[Entries with figure data]

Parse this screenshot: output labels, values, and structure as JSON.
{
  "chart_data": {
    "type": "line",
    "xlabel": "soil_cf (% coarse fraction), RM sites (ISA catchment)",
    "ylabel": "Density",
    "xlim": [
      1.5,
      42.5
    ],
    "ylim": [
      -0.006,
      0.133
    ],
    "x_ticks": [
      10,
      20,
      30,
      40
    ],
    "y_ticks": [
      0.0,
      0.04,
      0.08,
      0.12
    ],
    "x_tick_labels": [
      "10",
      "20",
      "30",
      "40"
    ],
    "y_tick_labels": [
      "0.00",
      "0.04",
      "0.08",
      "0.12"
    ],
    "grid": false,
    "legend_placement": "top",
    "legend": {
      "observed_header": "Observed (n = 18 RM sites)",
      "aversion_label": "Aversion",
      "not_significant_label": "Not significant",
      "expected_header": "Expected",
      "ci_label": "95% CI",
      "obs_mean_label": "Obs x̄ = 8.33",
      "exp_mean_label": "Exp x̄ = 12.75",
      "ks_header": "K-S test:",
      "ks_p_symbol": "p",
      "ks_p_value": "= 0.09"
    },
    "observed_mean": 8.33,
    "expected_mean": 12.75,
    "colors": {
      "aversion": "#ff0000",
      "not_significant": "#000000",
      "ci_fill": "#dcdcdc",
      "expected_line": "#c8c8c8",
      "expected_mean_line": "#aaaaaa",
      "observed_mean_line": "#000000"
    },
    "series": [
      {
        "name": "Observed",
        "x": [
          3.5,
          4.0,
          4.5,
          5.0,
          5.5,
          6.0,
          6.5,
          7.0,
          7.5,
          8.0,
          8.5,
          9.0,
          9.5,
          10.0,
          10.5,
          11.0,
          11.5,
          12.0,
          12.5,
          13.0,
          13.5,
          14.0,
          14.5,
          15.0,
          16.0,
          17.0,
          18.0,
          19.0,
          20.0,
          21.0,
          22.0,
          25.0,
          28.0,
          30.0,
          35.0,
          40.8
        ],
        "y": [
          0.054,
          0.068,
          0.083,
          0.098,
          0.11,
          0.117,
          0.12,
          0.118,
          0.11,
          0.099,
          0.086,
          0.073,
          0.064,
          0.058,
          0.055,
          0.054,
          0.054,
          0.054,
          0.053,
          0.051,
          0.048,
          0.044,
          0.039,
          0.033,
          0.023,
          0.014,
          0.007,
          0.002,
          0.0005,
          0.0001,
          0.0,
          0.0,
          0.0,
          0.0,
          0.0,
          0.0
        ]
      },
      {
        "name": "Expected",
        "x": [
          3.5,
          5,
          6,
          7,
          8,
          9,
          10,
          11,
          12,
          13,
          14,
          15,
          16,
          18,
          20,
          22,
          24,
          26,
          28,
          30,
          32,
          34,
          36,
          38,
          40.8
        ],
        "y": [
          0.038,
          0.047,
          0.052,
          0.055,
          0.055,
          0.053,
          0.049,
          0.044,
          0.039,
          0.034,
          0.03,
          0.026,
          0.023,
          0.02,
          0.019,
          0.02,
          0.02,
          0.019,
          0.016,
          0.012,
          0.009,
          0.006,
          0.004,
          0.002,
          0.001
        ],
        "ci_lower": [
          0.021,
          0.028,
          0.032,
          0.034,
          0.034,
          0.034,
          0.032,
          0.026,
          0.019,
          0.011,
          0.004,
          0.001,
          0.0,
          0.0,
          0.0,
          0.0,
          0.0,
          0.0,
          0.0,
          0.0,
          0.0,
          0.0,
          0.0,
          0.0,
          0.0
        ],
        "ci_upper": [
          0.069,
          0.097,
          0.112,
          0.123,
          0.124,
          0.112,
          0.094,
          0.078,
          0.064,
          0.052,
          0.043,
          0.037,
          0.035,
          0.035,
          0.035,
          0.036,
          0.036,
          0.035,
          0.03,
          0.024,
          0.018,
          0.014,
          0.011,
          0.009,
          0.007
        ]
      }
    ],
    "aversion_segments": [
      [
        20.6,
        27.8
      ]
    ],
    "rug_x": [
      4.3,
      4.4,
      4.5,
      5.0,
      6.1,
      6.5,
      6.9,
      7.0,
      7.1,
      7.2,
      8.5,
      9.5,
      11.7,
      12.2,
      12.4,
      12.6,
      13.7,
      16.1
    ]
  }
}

> **Problem to solve**
All of the material above needs to be retyped word for word.

> **Exercise solution**
Parse this screenshot: output labels, values, and structure as JSON.
{
  "chart_data": {
    "type": "line",
    "xlabel": "soil_cf (% coarse fraction), RM sites (ISA catchment)",
    "ylabel": "Density",
    "xlim": [
      1.5,
      42.5
    ],
    "ylim": [
      -0.006,
      0.133
    ],
    "x_ticks": [
      10,
      20,
      30,
      40
    ],
    "y_ticks": [
      0.0,
      0.04,
      0.08,
      0.12
    ],
    "x_tick_labels": [
      "10",
      "20",
      "30",
      "40"
    ],
    "y_tick_labels": [
      "0.00",
      "0.04",
      "0.08",
      "0.12"
    ],
    "grid": false,
    "legend_placement": "top",
    "legend": {
      "observed_header": "Observed (n = 18 RM sites)",
      "aversion_label": "Aversion",
      "not_significant_label": "Not significant",
      "expected_header": "Expected",
      "ci_label": "95% CI",
      "obs_mean_label": "Obs x̄ = 8.33",
      "exp_mean_label": "Exp x̄ = 12.75",
      "ks_header": "K-S test:",
      "ks_p_symbol": "p",
      "ks_p_value": "= 0.09"
    },
    "observed_mean": 8.33,
    "expected_mean": 12.75,
    "colors": {
      "aversion": "#ff0000",
      "not_significant": "#000000",
      "ci_fill": "#dcdcdc",
      "expected_line": "#c8c8c8",
      "expected_mean_line": "#aaaaaa",
      "observed_mean_line": "#000000"
    },
    "series": [
      {
        "name": "Observed",
        "x": [
          3.5,
          4.0,
          4.5,
          5.0,
          5.5,
          6.0,
          6.5,
          7.0,
          7.5,
          8.0,
          8.5,
          9.0,
          9.5,
          10.0,
          10.5,
          11.0,
          11.5,
          12.0,
          12.5,
          13.0,
          13.5,
          14.0,
          14.5,
          15.0,
          16.0,
          17.0,
          18.0,
          19.0,
          20.0,
          21.0,
          22.0,
          25.0,
          28.0,
          30.0,
          35.0,
          40.8
        ],
        "y": [
          0.054,
          0.068,
          0.083,
          0.098,
          0.11,
          0.117,
          0.12,
          0.118,
          0.11,
          0.099,
          0.086,
          0.073,
          0.064,
          0.058,
          0.055,
          0.054,
          0.054,
          0.054,
          0.053,
          0.051,
          0.048,
          0.044,
          0.039,
          0.033,
          0.023,
          0.014,
          0.007,
          0.002,
          0.0005,
          0.0001,
          0.0,
          0.0,
          0.0,
          0.0,
          0.0,
          0.0
        ]
      },
      {
        "name": "Expected",
        "x": [
          3.5,
          5,
          6,
          7,
          8,
          9,
          10,
          11,
          12,
          13,
          14,
          15,
          16,
          18,
          20,
          22,
          24,
          26,
          28,
          30,
          32,
          34,
          36,
          38,
          40.8
        ],
        "y": [
          0.038,
          0.047,
          0.052,
          0.055,
          0.055,
          0.053,
          0.049,
          0.044,
          0.039,
          0.034,
          0.03,
          0.026,
          0.023,
          0.02,
          0.019,
          0.02,
          0.02,
          0.019,
          0.016,
          0.012,
          0.009,
          0.006,
          0.004,
          0.002,
          0.001
        ],
        "ci_lower": [
          0.021,
          0.028,
          0.032,
          0.034,
          0.034,
          0.034,
          0.032,
          0.026,
          0.019,
          0.011,
          0.004,
          0.001,
          0.0,
          0.0,
          0.0,
          0.0,
          0.0,
          0.0,
          0.0,
          0.0,
          0.0,
          0.0,
          0.0,
          0.0,
          0.0
        ],
        "ci_upper": [
          0.069,
          0.097,
          0.112,
          0.123,
          0.124,
          0.112,
          0.094,
          0.078,
          0.064,
          0.052,
          0.043,
          0.037,
          0.035,
          0.035,
          0.035,
          0.036,
          0.036,
          0.035,
          0.03,
          0.024,
          0.018,
          0.014,
          0.011,
          0.009,
          0.007
        ]
      }
    ],
    "aversion_segments": [
      [
        20.6,
        27.8
      ]
    ],
    "rug_x": [
      4.3,
      4.4,
      4.5,
      5.0,
      6.1,
      6.5,
      6.9,
      7.0,
      7.1,
      7.2,
      8.5,
      9.5,
      11.7,
      12.2,
      12.4,
      12.6,
      13.7,
      16.1
    ]
  }
}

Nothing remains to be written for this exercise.